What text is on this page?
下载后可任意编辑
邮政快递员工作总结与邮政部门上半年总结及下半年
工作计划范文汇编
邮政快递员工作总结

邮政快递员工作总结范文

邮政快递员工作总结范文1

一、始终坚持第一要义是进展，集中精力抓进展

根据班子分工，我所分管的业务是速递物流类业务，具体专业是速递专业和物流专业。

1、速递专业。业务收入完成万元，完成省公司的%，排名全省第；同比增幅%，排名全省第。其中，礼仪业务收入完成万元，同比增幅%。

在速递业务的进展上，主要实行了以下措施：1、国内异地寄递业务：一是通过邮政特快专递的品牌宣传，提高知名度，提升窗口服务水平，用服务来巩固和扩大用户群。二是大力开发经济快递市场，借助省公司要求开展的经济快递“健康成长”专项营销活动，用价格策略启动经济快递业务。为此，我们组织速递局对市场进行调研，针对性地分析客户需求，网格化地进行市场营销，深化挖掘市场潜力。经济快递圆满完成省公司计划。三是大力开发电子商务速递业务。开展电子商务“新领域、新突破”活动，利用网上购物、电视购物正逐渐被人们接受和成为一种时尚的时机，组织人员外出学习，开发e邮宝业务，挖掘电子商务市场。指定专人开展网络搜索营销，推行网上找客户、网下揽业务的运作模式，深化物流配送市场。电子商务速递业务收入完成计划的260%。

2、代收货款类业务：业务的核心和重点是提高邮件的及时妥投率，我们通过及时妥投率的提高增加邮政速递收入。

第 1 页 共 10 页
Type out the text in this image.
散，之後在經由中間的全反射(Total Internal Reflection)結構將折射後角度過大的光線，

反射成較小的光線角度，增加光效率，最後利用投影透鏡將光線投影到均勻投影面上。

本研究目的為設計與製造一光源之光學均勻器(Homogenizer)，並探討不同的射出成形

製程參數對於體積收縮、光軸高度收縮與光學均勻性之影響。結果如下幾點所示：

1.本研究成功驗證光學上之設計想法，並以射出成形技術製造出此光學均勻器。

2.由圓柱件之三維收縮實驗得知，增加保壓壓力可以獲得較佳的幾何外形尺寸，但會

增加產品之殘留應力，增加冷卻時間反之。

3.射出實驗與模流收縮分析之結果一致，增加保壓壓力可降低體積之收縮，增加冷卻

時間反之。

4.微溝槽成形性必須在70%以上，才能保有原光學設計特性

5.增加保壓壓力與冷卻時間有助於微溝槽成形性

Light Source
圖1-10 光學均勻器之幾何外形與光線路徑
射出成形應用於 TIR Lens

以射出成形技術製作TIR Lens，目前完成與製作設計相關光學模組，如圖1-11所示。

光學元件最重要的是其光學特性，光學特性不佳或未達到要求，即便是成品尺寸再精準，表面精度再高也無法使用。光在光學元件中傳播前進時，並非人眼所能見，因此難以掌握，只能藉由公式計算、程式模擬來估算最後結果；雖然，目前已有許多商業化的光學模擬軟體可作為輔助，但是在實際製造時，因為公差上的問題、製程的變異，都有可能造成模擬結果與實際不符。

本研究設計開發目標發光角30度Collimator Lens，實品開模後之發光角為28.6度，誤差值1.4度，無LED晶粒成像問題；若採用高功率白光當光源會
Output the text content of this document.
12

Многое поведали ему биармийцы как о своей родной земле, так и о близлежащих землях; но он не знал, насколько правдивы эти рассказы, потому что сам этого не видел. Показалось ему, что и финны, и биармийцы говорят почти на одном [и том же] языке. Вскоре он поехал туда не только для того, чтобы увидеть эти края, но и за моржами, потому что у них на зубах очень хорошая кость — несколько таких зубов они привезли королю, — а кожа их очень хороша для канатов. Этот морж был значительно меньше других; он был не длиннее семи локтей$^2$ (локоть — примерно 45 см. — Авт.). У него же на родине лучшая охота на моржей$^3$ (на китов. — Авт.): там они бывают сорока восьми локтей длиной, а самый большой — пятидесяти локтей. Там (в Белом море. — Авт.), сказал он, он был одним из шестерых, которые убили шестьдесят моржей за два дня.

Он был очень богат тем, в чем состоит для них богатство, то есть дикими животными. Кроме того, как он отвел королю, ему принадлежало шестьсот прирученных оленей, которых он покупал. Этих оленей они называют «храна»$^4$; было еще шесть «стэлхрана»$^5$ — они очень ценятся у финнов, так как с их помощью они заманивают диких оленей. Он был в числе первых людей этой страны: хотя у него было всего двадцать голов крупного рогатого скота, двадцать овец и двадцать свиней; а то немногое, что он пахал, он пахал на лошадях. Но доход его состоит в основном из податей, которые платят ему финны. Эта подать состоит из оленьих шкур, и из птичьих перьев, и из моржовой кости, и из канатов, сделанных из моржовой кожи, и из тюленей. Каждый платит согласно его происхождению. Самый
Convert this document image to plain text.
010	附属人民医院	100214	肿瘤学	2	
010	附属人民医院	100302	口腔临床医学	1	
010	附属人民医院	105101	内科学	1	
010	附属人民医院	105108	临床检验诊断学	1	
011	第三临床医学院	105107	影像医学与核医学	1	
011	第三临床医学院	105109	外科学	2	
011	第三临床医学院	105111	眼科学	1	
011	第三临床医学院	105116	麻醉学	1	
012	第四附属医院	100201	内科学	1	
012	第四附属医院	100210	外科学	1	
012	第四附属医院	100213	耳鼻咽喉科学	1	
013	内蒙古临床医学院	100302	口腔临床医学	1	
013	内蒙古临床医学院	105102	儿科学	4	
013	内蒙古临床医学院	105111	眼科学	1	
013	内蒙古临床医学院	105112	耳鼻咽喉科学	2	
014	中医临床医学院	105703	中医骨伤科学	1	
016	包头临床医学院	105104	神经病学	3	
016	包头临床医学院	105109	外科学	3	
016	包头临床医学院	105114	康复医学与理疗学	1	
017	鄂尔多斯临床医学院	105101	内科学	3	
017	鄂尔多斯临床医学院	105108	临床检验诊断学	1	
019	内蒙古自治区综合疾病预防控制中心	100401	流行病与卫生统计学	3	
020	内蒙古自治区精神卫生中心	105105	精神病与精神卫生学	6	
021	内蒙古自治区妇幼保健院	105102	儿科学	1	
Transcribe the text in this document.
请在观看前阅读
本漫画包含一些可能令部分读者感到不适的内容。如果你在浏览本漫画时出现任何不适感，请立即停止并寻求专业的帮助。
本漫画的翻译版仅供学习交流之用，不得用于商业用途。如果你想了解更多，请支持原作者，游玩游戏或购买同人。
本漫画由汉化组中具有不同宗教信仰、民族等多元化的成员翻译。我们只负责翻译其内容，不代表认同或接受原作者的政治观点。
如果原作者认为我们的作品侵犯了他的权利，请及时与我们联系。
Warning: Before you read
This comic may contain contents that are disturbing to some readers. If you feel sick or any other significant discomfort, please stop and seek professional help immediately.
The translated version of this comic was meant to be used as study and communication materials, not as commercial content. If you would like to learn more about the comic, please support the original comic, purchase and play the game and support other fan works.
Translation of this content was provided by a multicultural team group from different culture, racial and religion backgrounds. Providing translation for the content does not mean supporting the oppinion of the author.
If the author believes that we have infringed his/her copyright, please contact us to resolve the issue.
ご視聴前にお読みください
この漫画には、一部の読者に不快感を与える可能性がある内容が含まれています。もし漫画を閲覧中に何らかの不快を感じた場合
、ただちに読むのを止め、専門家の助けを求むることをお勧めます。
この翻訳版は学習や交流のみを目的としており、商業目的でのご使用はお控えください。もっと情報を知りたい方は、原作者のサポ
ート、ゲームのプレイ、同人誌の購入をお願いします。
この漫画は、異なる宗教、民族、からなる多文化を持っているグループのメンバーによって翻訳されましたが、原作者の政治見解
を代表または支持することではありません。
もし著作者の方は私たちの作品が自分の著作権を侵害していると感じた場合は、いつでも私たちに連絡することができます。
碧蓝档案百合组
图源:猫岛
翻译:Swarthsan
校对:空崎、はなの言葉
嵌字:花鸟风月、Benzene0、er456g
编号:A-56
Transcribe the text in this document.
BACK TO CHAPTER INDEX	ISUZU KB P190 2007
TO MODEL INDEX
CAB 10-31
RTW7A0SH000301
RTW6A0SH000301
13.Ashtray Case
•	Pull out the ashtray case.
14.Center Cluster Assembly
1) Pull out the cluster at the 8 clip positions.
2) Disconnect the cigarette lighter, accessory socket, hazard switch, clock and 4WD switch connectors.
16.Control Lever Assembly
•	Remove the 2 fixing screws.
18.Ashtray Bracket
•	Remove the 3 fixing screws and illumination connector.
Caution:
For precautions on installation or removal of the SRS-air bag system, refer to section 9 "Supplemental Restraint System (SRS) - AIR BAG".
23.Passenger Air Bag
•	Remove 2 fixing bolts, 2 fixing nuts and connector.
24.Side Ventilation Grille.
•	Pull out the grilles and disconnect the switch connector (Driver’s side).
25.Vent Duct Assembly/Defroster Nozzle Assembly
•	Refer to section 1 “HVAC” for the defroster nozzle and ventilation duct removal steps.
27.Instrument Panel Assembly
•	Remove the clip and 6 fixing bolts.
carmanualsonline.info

WHAT IS REQUIRED — Show each line of the data that contains the string "鄂尔多斯临床医学院".

TASK ANSWER —
017	鄂尔多斯临床医学院	105101	内科学	3	
017	鄂尔多斯临床医学院	105108	临床检验诊断学	1	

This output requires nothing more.